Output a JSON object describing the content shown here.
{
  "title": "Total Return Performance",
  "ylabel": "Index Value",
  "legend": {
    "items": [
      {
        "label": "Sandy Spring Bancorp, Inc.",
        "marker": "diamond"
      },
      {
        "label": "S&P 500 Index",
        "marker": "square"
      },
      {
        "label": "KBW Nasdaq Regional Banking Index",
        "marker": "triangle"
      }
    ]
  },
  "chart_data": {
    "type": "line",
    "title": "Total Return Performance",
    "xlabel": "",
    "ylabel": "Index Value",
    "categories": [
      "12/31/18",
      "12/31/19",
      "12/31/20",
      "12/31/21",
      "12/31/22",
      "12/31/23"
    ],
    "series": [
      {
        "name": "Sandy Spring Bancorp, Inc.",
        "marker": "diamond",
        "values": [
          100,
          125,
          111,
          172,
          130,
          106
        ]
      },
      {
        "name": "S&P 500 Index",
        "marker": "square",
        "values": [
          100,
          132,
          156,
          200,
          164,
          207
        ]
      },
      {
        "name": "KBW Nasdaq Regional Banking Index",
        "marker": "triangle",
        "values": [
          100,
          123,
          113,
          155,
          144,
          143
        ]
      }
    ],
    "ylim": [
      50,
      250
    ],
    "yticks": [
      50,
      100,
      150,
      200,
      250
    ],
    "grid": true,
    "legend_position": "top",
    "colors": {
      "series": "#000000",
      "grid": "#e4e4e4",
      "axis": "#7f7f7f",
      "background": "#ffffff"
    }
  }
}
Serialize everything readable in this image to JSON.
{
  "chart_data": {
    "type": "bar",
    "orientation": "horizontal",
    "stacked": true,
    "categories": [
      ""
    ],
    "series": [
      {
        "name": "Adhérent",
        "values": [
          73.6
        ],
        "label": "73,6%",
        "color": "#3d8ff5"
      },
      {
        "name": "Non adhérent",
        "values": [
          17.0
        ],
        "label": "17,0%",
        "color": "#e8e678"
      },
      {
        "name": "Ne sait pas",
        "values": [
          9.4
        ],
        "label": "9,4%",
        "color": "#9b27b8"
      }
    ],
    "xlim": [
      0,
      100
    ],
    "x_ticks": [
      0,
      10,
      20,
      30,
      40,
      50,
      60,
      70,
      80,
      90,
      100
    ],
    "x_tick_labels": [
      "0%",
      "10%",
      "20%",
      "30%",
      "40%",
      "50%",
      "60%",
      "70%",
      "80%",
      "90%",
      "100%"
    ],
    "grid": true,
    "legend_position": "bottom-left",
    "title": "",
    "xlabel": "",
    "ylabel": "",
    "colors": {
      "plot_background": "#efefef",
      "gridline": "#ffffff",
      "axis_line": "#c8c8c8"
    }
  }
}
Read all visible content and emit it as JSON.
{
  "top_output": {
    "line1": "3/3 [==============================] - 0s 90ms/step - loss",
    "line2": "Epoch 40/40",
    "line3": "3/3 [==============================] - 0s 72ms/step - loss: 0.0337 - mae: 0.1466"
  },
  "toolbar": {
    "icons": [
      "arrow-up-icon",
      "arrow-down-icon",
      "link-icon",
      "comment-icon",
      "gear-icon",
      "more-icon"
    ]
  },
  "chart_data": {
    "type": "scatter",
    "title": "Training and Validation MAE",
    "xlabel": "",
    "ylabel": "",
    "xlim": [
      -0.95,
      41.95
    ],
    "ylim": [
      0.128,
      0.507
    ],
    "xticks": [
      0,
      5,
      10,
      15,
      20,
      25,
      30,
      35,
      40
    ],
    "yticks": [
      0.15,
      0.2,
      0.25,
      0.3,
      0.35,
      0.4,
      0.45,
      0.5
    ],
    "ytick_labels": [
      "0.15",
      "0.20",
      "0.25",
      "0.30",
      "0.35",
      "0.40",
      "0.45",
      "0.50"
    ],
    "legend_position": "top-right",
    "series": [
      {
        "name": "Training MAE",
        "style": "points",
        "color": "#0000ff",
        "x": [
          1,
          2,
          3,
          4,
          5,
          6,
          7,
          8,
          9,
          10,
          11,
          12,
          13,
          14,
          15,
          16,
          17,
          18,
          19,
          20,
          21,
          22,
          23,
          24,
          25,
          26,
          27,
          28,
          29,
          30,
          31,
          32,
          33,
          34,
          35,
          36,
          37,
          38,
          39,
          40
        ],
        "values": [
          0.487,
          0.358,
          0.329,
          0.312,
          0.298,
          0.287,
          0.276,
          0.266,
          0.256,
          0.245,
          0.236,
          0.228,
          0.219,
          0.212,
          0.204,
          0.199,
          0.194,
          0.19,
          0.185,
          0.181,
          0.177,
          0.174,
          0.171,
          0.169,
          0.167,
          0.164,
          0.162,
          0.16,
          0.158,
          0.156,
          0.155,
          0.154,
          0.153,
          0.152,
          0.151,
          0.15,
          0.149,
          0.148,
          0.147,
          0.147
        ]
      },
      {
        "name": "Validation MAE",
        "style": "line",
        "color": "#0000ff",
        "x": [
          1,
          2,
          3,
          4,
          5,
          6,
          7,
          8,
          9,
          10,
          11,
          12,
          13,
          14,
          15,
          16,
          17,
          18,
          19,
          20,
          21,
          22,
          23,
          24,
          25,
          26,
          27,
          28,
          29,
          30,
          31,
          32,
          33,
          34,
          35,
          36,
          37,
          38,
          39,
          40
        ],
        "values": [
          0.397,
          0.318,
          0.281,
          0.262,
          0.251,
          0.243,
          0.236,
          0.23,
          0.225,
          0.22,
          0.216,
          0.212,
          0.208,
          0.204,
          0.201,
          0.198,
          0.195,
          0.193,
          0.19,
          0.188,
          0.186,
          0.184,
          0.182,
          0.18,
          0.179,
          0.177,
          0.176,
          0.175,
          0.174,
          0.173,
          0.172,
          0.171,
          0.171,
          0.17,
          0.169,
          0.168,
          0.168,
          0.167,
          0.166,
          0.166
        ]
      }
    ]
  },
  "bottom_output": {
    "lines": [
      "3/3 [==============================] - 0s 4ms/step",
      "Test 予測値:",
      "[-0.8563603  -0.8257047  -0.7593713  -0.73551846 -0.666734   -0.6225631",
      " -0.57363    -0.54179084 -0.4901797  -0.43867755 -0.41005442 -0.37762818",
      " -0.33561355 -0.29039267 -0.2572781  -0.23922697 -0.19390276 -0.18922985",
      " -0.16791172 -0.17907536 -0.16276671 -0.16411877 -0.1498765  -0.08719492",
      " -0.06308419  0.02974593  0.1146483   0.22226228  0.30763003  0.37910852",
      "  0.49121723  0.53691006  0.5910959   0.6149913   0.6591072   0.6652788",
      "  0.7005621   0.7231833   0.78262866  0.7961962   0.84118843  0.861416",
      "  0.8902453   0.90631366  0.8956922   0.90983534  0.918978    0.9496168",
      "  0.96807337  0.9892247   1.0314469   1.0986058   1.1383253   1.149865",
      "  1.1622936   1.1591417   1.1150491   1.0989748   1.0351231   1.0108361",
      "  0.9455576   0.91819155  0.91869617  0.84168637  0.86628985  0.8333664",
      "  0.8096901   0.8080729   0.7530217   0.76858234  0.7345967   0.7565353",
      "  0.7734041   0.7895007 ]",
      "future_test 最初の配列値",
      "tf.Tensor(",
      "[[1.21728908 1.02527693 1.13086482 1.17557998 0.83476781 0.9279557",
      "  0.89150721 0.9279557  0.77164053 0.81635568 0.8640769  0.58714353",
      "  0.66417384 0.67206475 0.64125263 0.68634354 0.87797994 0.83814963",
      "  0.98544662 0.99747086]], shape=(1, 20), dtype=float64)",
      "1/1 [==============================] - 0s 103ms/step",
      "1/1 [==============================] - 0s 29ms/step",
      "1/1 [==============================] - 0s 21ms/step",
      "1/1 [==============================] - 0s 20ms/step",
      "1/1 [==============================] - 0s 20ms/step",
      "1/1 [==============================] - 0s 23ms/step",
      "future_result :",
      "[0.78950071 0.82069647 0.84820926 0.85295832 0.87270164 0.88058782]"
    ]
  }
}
┄┄┄┄┄┄┄┄┄┄
Count up the lines in the listing that hold the word "Return", and give that number only.

2